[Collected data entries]
■ ■ ■ ■ ■ ■ ■

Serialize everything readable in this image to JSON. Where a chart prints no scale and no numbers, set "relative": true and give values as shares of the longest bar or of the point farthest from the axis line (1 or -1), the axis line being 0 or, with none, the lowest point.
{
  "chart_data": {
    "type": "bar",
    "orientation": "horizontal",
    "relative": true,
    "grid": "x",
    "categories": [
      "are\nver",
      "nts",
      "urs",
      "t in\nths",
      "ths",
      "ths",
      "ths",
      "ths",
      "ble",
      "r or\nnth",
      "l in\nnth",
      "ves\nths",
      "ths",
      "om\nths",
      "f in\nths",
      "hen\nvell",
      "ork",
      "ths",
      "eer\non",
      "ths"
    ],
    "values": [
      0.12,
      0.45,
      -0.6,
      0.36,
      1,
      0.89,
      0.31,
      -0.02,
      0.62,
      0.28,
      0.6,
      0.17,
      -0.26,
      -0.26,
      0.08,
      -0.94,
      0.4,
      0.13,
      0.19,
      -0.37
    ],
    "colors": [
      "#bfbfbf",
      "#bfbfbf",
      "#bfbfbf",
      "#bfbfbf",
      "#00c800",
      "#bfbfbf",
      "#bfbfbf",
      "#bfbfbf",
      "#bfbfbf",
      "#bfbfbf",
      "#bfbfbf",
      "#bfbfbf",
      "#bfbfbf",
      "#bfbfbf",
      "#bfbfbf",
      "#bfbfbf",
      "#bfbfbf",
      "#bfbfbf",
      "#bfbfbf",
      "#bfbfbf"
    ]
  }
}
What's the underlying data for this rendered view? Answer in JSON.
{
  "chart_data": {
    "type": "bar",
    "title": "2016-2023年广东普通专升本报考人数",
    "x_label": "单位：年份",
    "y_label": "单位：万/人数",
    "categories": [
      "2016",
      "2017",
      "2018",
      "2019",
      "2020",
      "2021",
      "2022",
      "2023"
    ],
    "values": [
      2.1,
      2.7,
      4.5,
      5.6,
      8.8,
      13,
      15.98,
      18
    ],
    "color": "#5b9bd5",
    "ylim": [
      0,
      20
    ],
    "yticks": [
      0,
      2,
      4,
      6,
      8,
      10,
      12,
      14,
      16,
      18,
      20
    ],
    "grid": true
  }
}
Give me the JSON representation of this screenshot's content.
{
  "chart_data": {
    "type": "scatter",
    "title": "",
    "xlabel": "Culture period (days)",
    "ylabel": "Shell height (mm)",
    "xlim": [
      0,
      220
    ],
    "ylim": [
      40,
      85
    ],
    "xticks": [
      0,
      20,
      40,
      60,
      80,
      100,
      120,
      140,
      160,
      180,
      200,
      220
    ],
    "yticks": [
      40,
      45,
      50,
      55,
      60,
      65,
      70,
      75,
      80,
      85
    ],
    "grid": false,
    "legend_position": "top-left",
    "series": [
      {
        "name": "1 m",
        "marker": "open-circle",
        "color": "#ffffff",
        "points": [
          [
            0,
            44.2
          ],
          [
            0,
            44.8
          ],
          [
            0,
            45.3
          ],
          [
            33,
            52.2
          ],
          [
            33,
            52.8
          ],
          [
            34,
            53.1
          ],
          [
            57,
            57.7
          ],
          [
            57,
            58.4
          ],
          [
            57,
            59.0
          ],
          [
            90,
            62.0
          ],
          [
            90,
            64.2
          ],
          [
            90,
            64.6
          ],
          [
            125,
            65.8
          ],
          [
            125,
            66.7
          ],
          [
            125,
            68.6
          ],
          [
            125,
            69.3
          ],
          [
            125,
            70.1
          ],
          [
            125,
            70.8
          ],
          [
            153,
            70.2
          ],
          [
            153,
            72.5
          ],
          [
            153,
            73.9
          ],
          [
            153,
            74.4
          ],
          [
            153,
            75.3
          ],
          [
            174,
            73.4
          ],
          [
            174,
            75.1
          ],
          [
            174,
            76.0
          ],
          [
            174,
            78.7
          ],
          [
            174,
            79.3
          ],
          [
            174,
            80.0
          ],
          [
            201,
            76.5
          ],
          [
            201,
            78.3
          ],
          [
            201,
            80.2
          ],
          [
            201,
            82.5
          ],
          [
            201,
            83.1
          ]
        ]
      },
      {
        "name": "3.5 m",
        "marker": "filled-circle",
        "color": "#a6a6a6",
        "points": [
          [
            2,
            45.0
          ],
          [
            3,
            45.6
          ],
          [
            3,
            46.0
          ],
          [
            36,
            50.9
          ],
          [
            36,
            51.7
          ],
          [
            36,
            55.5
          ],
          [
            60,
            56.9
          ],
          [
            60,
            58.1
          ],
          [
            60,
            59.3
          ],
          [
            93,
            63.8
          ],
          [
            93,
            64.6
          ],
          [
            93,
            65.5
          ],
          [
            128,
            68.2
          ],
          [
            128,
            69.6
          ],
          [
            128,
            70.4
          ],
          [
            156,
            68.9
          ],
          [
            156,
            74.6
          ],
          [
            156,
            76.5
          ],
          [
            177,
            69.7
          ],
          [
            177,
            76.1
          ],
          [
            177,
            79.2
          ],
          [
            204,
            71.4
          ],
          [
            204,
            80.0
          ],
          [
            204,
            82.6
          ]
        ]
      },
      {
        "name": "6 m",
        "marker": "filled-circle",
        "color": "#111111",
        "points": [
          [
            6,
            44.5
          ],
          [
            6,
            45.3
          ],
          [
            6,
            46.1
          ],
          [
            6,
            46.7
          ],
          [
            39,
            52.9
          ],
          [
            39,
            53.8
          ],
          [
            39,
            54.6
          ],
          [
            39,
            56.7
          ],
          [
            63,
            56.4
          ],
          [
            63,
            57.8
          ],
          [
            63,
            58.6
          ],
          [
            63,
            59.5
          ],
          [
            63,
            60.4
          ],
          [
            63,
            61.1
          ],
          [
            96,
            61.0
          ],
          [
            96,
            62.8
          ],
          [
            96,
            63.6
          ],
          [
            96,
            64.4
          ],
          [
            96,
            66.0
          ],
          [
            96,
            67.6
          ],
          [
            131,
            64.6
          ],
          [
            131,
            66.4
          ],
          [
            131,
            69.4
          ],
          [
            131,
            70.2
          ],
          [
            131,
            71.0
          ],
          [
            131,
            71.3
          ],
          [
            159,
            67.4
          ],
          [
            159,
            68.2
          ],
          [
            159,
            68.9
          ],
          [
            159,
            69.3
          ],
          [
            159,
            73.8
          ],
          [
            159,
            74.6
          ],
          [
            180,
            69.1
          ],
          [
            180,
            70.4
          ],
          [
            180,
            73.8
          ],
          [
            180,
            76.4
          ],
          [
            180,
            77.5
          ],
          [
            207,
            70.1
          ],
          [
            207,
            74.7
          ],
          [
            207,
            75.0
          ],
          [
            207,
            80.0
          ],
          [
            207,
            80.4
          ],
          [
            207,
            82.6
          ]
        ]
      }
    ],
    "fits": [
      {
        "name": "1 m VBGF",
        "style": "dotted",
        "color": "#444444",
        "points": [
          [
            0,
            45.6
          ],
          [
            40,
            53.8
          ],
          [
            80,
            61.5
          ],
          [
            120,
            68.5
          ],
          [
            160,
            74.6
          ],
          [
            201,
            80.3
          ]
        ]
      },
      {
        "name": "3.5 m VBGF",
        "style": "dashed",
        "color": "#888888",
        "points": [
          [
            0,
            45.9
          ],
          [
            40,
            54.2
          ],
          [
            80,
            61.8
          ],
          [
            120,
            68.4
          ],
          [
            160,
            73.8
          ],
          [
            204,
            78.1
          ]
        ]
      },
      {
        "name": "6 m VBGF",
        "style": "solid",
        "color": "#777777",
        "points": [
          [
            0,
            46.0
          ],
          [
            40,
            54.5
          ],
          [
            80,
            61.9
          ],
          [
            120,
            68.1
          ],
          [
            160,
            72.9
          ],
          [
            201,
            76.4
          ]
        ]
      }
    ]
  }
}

■ ■ ■ ■ ■ ■ ■

Each line of the listing should be echoed back exactly.

Serialize everything readable in this image to JSON. Where a chart prints no scale and no numbers, set "relative": true and give values as shares of the longest bar or of the point farthest from the axis line (1 or -1), the axis line being 0 or, with none, the lowest point.
{
  "chart_data": {
    "type": "bar",
    "orientation": "horizontal",
    "relative": true,
    "grid": "x",
    "categories": [
      "are\nver",
      "nts",
      "urs",
      "t in\nths",
      "ths",
      "ths",
      "ths",
      "ths",
      "ble",
      "r or\nnth",
      "l in\nnth",
      "ves\nths",
      "ths",
      "om\nths",
      "f in\nths",
      "hen\nvell",
      "ork",
      "ths",
      "eer\non",
      "ths"
    ],
    "values": [
      0.12,
      0.45,
      -0.6,
      0.36,
      1,
      0.89,
      0.31,
      -0.02,
      0.62,
      0.28,
      0.6,
      0.17,
      -0.26,
      -0.26,
      0.08,
      -0.94,
      0.4,
      0.13,
      0.19,
      -0.37
    ],
    "colors": [
      "#bfbfbf",
      "#bfbfbf",
      "#bfbfbf",
      "#bfbfbf",
      "#00c800",
      "#bfbfbf",
      "#bfbfbf",
      "#bfbfbf",
      "#bfbfbf",
      "#bfbfbf",
      "#bfbfbf",
      "#bfbfbf",
      "#bfbfbf",
      "#bfbfbf",
      "#bfbfbf",
      "#bfbfbf",
      "#bfbfbf",
      "#bfbfbf",
      "#bfbfbf",
      "#bfbfbf"
    ]
  }
}
What's the underlying data for this rendered view? Answer in JSON.
{
  "chart_data": {
    "type": "bar",
    "title": "2016-2023年广东普通专升本报考人数",
    "x_label": "单位：年份",
    "y_label": "单位：万/人数",
    "categories": [
      "2016",
      "2017",
      "2018",
      "2019",
      "2020",
      "2021",
      "2022",
      "2023"
    ],
    "values": [
      2.1,
      2.7,
      4.5,
      5.6,
      8.8,
      13,
      15.98,
      18
    ],
    "color": "#5b9bd5",
    "ylim": [
      0,
      20
    ],
    "yticks": [
      0,
      2,
      4,
      6,
      8,
      10,
      12,
      14,
      16,
      18,
      20
    ],
    "grid": true
  }
}
Give me the JSON representation of this screenshot's content.
{
  "chart_data": {
    "type": "scatter",
    "title": "",
    "xlabel": "Culture period (days)",
    "ylabel": "Shell height (mm)",
    "xlim": [
      0,
      220
    ],
    "ylim": [
      40,
      85
    ],
    "xticks": [
      0,
      20,
      40,
      60,
      80,
      100,
      120,
      140,
      160,
      180,
      200,
      220
    ],
    "yticks": [
      40,
      45,
      50,
      55,
      60,
      65,
      70,
      75,
      80,
      85
    ],
    "grid": false,
    "legend_position": "top-left",
    "series": [
      {
        "name": "1 m",
        "marker": "open-circle",
        "color": "#ffffff",
        "points": [
          [
            0,
            44.2
          ],
          [
            0,
            44.8
          ],
          [
            0,
            45.3
          ],
          [
            33,
            52.2
          ],
          [
            33,
            52.8
          ],
          [
            34,
            53.1
          ],
          [
            57,
            57.7
          ],
          [
            57,
            58.4
          ],
          [
            57,
            59.0
          ],
          [
            90,
            62.0
          ],
          [
            90,
            64.2
          ],
          [
            90,
            64.6
          ],
          [
            125,
            65.8
          ],
          [
            125,
            66.7
          ],
          [
            125,
            68.6
          ],
          [
            125,
            69.3
          ],
          [
            125,
            70.1
          ],
          [
            125,
            70.8
          ],
          [
            153,
            70.2
          ],
          [
            153,
            72.5
          ],
          [
            153,
            73.9
          ],
          [
            153,
            74.4
          ],
          [
            153,
            75.3
          ],
          [
            174,
            73.4
          ],
          [
            174,
            75.1
          ],
          [
            174,
            76.0
          ],
          [
            174,
            78.7
          ],
          [
            174,
            79.3
          ],
          [
            174,
            80.0
          ],
          [
            201,
            76.5
          ],
          [
            201,
            78.3
          ],
          [
            201,
            80.2
          ],
          [
            201,
            82.5
          ],
          [
            201,
            83.1
          ]
        ]
      },
      {
        "name": "3.5 m",
        "marker": "filled-circle",
        "color": "#a6a6a6",
        "points": [
          [
            2,
            45.0
          ],
          [
            3,
            45.6
          ],
          [
            3,
            46.0
          ],
          [
            36,
            50.9
          ],
          [
            36,
            51.7
          ],
          [
            36,
            55.5
          ],
          [
            60,
            56.9
          ],
          [
            60,
            58.1
          ],
          [
            60,
            59.3
          ],
          [
            93,
            63.8
          ],
          [
            93,
            64.6
          ],
          [
            93,
            65.5
          ],
          [
            128,
            68.2
          ],
          [
            128,
            69.6
          ],
          [
            128,
            70.4
          ],
          [
            156,
            68.9
          ],
          [
            156,
            74.6
          ],
          [
            156,
            76.5
          ],
          [
            177,
            69.7
          ],
          [
            177,
            76.1
          ],
          [
            177,
            79.2
          ],
          [
            204,
            71.4
          ],
          [
            204,
            80.0
          ],
          [
            204,
            82.6
          ]
        ]
      },
      {
        "name": "6 m",
        "marker": "filled-circle",
        "color": "#111111",
        "points": [
          [
            6,
            44.5
          ],
          [
            6,
            45.3
          ],
          [
            6,
            46.1
          ],
          [
            6,
            46.7
          ],
          [
            39,
            52.9
          ],
          [
            39,
            53.8
          ],
          [
            39,
            54.6
          ],
          [
            39,
            56.7
          ],
          [
            63,
            56.4
          ],
          [
            63,
            57.8
          ],
          [
            63,
            58.6
          ],
          [
            63,
            59.5
          ],
          [
            63,
            60.4
          ],
          [
            63,
            61.1
          ],
          [
            96,
            61.0
          ],
          [
            96,
            62.8
          ],
          [
            96,
            63.6
          ],
          [
            96,
            64.4
          ],
          [
            96,
            66.0
          ],
          [
            96,
            67.6
          ],
          [
            131,
            64.6
          ],
          [
            131,
            66.4
          ],
          [
            131,
            69.4
          ],
          [
            131,
            70.2
          ],
          [
            131,
            71.0
          ],
          [
            131,
            71.3
          ],
          [
            159,
            67.4
          ],
          [
            159,
            68.2
          ],
          [
            159,
            68.9
          ],
          [
            159,
            69.3
          ],
          [
            159,
            73.8
          ],
          [
            159,
            74.6
          ],
          [
            180,
            69.1
          ],
          [
            180,
            70.4
          ],
          [
            180,
            73.8
          ],
          [
            180,
            76.4
          ],
          [
            180,
            77.5
          ],
          [
            207,
            70.1
          ],
          [
            207,
            74.7
          ],
          [
            207,
            75.0
          ],
          [
            207,
            80.0
          ],
          [
            207,
            80.4
          ],
          [
            207,
            82.6
          ]
        ]
      }
    ],
    "fits": [
      {
        "name": "1 m VBGF",
        "style": "dotted",
        "color": "#444444",
        "points": [
          [
            0,
            45.6
          ],
          [
            40,
            53.8
          ],
          [
            80,
            61.5
          ],
          [
            120,
            68.5
          ],
          [
            160,
            74.6
          ],
          [
            201,
            80.3
          ]
        ]
      },
      {
        "name": "3.5 m VBGF",
        "style": "dashed",
        "color": "#888888",
        "points": [
          [
            0,
            45.9
          ],
          [
            40,
            54.2
          ],
          [
            80,
            61.8
          ],
          [
            120,
            68.4
          ],
          [
            160,
            73.8
          ],
          [
            204,
            78.1
          ]
        ]
      },
      {
        "name": "6 m VBGF",
        "style": "solid",
        "color": "#777777",
        "points": [
          [
            0,
            46.0
          ],
          [
            40,
            54.5
          ],
          [
            80,
            61.9
          ],
          [
            120,
            68.1
          ],
          [
            160,
            72.9
          ],
          [
            201,
            76.4
          ]
        ]
      }
    ]
  }
}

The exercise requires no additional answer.